* [MATERIAL PROVIDED]:
....

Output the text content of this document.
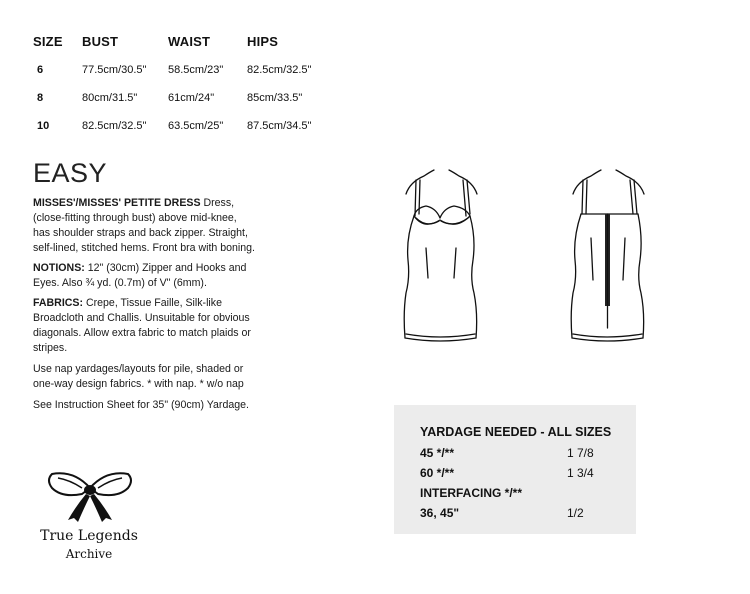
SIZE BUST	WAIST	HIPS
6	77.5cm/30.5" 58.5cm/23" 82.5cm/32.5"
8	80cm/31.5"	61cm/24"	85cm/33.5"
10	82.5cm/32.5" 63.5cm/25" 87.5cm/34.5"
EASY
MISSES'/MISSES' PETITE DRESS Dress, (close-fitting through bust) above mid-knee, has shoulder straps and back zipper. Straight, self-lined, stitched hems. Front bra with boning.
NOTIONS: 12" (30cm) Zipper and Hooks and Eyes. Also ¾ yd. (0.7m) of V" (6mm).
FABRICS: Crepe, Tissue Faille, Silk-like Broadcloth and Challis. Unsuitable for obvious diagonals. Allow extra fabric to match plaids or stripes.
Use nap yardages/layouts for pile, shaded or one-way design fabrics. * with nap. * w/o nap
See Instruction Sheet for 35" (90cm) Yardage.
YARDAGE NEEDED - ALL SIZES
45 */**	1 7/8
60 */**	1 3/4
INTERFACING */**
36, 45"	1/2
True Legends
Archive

....

* [EXERCISE DIRECTIONS]:
Show all lines in the entries above where the word "with" appears.

* [RESPONSE TO THIS TASK]:
MISSES'/MISSES' PETITE DRESS Dress, (close-fitting through bust) above mid-knee, has shoulder straps and back zipper. Straight, self-lined, stitched hems. Front bra with boning.
Use nap yardages/layouts for pile, shaded or one-way design fabrics. * with nap. * w/o nap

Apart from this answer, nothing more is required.